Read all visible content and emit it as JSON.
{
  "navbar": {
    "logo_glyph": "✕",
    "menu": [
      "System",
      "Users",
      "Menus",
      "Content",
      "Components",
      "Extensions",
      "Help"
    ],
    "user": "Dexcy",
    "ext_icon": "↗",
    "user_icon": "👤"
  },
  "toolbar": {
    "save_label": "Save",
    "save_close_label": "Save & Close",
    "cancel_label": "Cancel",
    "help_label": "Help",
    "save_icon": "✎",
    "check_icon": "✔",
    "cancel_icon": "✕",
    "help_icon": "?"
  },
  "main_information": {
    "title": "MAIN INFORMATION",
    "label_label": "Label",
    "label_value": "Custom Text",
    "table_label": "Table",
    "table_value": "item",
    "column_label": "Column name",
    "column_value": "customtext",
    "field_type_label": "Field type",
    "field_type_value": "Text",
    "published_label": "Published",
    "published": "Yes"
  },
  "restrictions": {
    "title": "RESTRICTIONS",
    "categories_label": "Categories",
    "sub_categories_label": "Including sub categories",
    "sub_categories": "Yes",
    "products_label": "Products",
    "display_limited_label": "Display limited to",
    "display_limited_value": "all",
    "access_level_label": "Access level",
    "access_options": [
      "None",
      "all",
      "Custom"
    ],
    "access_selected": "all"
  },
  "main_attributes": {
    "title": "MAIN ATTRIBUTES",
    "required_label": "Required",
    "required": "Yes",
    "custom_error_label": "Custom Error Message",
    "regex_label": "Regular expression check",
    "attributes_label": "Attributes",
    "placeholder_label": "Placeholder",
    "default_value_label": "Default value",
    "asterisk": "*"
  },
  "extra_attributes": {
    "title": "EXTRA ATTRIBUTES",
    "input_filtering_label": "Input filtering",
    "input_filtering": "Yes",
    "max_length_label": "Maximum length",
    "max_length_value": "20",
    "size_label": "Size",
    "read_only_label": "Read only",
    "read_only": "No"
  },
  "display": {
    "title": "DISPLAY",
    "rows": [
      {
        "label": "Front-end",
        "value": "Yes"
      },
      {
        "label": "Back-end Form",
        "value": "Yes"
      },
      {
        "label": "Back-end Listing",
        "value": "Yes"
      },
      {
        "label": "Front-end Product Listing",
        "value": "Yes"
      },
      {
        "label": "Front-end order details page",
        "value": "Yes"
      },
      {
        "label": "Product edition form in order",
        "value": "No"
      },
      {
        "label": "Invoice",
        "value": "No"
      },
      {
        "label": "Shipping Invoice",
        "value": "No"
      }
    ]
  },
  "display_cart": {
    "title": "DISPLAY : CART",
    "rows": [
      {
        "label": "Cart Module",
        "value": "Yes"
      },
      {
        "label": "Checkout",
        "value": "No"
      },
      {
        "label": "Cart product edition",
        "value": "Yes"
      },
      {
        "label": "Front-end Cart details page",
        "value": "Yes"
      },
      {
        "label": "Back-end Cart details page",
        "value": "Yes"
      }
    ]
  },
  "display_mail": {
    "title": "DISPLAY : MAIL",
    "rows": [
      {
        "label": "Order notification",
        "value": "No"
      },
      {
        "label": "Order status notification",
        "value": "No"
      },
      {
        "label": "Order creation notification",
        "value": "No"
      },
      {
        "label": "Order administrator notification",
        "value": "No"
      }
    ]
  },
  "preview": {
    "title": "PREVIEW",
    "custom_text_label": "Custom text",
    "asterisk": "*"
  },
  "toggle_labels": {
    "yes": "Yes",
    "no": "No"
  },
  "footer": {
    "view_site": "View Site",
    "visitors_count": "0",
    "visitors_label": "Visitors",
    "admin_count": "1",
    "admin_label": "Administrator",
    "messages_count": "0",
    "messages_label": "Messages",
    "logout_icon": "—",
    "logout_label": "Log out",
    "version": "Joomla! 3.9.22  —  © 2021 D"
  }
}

#####

→ **To do**:
Extract all of the data shown above without alteration.

→ **Completed exercise**:
Read all visible content and emit it as JSON.
{
  "navbar": {
    "logo_glyph": "✕",
    "menu": [
      "System",
      "Users",
      "Menus",
      "Content",
      "Components",
      "Extensions",
      "Help"
    ],
    "user": "Dexcy",
    "ext_icon": "↗",
    "user_icon": "👤"
  },
  "toolbar": {
    "save_label": "Save",
    "save_close_label": "Save & Close",
    "cancel_label": "Cancel",
    "help_label": "Help",
    "save_icon": "✎",
    "check_icon": "✔",
    "cancel_icon": "✕",
    "help_icon": "?"
  },
  "main_information": {
    "title": "MAIN INFORMATION",
    "label_label": "Label",
    "label_value": "Custom Text",
    "table_label": "Table",
    "table_value": "item",
    "column_label": "Column name",
    "column_value": "customtext",
    "field_type_label": "Field type",
    "field_type_value": "Text",
    "published_label": "Published",
    "published": "Yes"
  },
  "restrictions": {
    "title": "RESTRICTIONS",
    "categories_label": "Categories",
    "sub_categories_label": "Including sub categories",
    "sub_categories": "Yes",
    "products_label": "Products",
    "display_limited_label": "Display limited to",
    "display_limited_value": "all",
    "access_level_label": "Access level",
    "access_options": [
      "None",
      "all",
      "Custom"
    ],
    "access_selected": "all"
  },
  "main_attributes": {
    "title": "MAIN ATTRIBUTES",
    "required_label": "Required",
    "required": "Yes",
    "custom_error_label": "Custom Error Message",
    "regex_label": "Regular expression check",
    "attributes_label": "Attributes",
    "placeholder_label": "Placeholder",
    "default_value_label": "Default value",
    "asterisk": "*"
  },
  "extra_attributes": {
    "title": "EXTRA ATTRIBUTES",
    "input_filtering_label": "Input filtering",
    "input_filtering": "Yes",
    "max_length_label": "Maximum length",
    "max_length_value": "20",
    "size_label": "Size",
    "read_only_label": "Read only",
    "read_only": "No"
  },
  "display": {
    "title": "DISPLAY",
    "rows": [
      {
        "label": "Front-end",
        "value": "Yes"
      },
      {
        "label": "Back-end Form",
        "value": "Yes"
      },
      {
        "label": "Back-end Listing",
        "value": "Yes"
      },
      {
        "label": "Front-end Product Listing",
        "value": "Yes"
      },
      {
        "label": "Front-end order details page",
        "value": "Yes"
      },
      {
        "label": "Product edition form in order",
        "value": "No"
      },
      {
        "label": "Invoice",
        "value": "No"
      },
      {
        "label": "Shipping Invoice",
        "value": "No"
      }
    ]
  },
  "display_cart": {
    "title": "DISPLAY : CART",
    "rows": [
      {
        "label": "Cart Module",
        "value": "Yes"
      },
      {
        "label": "Checkout",
        "value": "No"
      },
      {
        "label": "Cart product edition",
        "value": "Yes"
      },
      {
        "label": "Front-end Cart details page",
        "value": "Yes"
      },
      {
        "label": "Back-end Cart details page",
        "value": "Yes"
      }
    ]
  },
  "display_mail": {
    "title": "DISPLAY : MAIL",
    "rows": [
      {
        "label": "Order notification",
        "value": "No"
      },
      {
        "label": "Order status notification",
        "value": "No"
      },
      {
        "label": "Order creation notification",
        "value": "No"
      },
      {
        "label": "Order administrator notification",
        "value": "No"
      }
    ]
  },
  "preview": {
    "title": "PREVIEW",
    "custom_text_label": "Custom text",
    "asterisk": "*"
  },
  "toggle_labels": {
    "yes": "Yes",
    "no": "No"
  },
  "footer": {
    "view_site": "View Site",
    "visitors_count": "0",
    "visitors_label": "Visitors",
    "admin_count": "1",
    "admin_label": "Administrator",
    "messages_count": "0",
    "messages_label": "Messages",
    "logout_icon": "—",
    "logout_label": "Log out",
    "version": "Joomla! 3.9.22  —  © 2021 D"
  }
}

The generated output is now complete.